Directions for this task: Where a line in the listing contains the string "产品展示", copy that line out.

(Stored data)
----

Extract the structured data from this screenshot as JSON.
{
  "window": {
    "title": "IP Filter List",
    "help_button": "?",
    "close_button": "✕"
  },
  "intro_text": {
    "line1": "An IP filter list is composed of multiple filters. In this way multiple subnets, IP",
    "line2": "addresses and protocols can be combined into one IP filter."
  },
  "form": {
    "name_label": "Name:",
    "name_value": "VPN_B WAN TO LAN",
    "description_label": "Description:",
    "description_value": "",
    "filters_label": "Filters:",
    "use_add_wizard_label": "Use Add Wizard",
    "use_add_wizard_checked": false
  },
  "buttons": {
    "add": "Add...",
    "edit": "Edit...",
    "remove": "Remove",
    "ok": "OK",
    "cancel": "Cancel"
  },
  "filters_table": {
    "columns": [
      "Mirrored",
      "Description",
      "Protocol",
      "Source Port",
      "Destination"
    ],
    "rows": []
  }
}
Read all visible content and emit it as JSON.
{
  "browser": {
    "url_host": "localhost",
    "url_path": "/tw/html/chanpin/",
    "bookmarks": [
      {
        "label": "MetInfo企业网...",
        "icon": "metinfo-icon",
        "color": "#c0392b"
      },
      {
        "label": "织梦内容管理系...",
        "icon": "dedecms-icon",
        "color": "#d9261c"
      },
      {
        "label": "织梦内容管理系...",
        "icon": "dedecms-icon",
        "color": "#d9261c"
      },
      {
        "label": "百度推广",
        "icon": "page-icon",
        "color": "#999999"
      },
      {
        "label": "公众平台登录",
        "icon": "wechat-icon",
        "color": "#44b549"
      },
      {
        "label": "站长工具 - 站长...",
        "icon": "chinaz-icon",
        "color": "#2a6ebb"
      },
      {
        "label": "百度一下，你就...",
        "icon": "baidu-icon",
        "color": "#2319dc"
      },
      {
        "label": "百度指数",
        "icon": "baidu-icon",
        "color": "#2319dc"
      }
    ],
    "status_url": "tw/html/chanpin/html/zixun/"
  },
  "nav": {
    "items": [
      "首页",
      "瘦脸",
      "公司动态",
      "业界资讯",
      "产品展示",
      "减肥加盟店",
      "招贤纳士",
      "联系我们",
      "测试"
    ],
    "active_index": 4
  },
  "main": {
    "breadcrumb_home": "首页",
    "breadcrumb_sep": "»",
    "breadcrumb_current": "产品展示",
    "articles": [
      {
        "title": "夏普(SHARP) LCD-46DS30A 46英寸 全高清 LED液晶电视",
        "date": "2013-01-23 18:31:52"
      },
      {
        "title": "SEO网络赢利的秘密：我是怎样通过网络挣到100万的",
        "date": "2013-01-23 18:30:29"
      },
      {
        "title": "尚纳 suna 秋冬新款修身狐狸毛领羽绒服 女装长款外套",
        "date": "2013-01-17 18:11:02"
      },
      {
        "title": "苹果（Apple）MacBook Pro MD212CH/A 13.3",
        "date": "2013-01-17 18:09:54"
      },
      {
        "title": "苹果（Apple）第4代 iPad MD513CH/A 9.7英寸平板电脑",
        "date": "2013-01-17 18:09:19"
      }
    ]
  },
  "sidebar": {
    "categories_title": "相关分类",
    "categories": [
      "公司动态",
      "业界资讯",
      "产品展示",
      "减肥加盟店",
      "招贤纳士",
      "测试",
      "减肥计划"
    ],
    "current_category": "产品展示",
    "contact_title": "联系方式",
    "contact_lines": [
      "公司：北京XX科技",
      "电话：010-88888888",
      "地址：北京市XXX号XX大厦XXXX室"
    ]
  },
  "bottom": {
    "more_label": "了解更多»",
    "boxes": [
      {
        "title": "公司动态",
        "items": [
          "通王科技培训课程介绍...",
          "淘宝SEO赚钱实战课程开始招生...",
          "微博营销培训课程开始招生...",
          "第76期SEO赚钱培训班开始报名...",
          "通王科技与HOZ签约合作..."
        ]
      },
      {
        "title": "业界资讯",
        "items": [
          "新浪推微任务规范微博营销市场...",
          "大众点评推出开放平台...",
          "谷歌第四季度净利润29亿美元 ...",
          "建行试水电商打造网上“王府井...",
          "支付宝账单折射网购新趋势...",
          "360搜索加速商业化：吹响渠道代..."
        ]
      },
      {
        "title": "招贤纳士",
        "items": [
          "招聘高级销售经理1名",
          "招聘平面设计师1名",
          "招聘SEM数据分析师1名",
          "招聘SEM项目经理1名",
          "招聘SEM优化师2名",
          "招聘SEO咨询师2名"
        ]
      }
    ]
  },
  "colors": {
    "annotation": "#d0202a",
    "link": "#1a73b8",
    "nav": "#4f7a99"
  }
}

----

Worked solution:
      "产品展示",
    "breadcrumb_current": "产品展示",
      "产品展示",
    "current_category": "产品展示",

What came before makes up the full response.